Plantmanden en plantgrond
Waterplanten kunnen, als ze eenmaal goed zijn aangeslagen, enorm woekeren. Het is daarom het beste, de planten zoveel mogelijk in speciale plantmandjes te zetten. Deze mandjes zorgen er ook voor, dat de wortels van de waterplanten voldoende zuurstofrijk water krijgen. Dit gaat rotten van de plant en wortels tegen.
Afhankelijk van de soort waterplant, kun je de volgende grondsoorten gebruiken:
Zuurstofplanten: speciaal zuurstofplantensubstraat of een gelijk mengsel van vijveraarde en scherp zand;
Waterlelies: speciale lelieaarde of vijveraarde vermengd met klei;
Oever- en moerasplanten: vijveraarde met een vijfde deel scherp zand.
|
|
Zuurstofplanten kunnen het beste in speciale plantmandjes gepoot worden; dit zorgt ervoor dat de plantenwortels voldoende zuurstofrijk water krijgen en dat de plant zich na verloop van tijd niet door de hele vijver verspreidt.
Op de foto zijn de bosjes zuurstofplanten in speciaal zuurstof-plantensubstraat gepoot. Een gelijk mengsel van vijveraarde en scherp zand volstaat echter ook.
Zuurstofplanten kunnen het beste op een diepte van ongeveer 50cm in de vijver staan. |
III. Bemesten van waterplanten
Voedingsstoffen voor waterplanten: voedingszouten of mineralen
Gewone tuinplanten worden een- of tweemaal per jaar bemest, zodat ze voldoende voedingsstoffen op kunnen nemen. Ook waterplanten hebben voedingsstoffen nodig voor hun groei. In plaats van mest spreken we hier echter van voedingszouten of mineralen. Deze worden aan het vijverwater worden toegevoegd. Hiermee wordt de hardheid van het vijverwater verhoogd.
Omdat invallende regen erg zacht is, loopt de hardheid van elke vijver geleidelijk terug. Daarnaast onttrekken waterplanten bij hun groei mineralen aan het water. Om voldoende plantengroei in de vijver te kunnen houden, is het daarom noodzakelijk de vijver periodiek van nieuwe mineralen of voedingszouten te voorzien.

Korte oefening >>
Druk uit het fragment over waterplanten letterlijk het gedeelte af dat opent met de woorden "Zuurstofplanten kunnen het beste op" en sluit met "het vijverwater verhoogd.".

Gegeven materiaal >>
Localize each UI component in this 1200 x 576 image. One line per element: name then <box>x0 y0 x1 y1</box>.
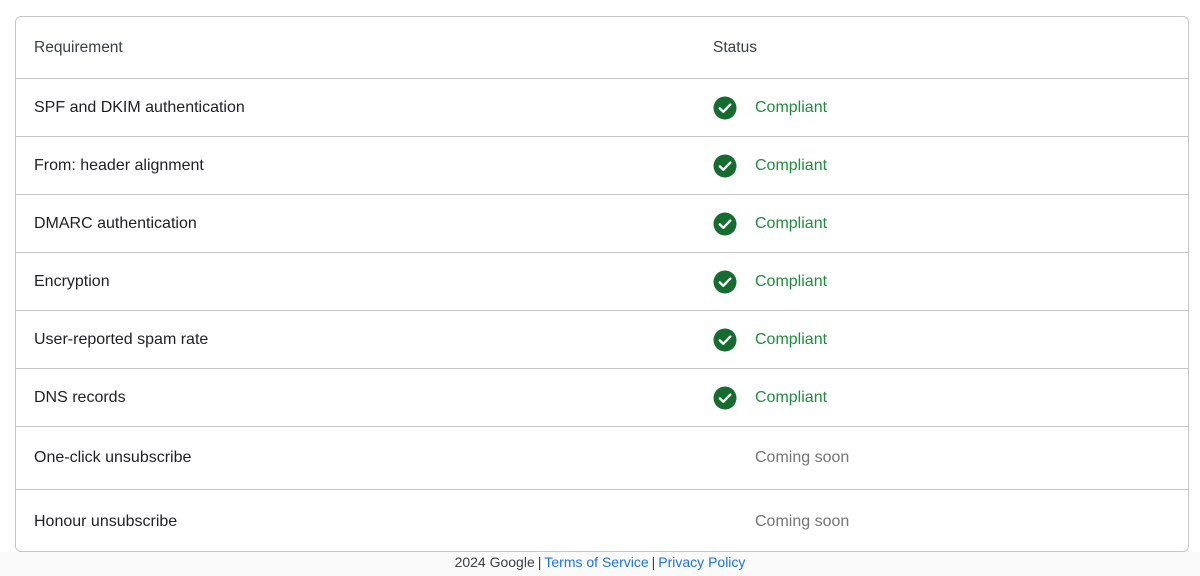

Uitwerking >>
Zuurstofplanten kunnen het beste op een diepte van ongeveer 50cm in de vijver staan. |
III. Bemesten van waterplanten
Voedingsstoffen voor waterplanten: voedingszouten of mineralen
Gewone tuinplanten worden een- of tweemaal per jaar bemest, zodat ze voldoende voedingsstoffen op kunnen nemen. Ook waterplanten hebben voedingsstoffen nodig voor hun groei. In plaats van mest spreken we hier echter van voedingszouten of mineralen. Deze worden aan het vijverwater worden toegevoegd. Hiermee wordt de hardheid van het vijverwater verhoogd.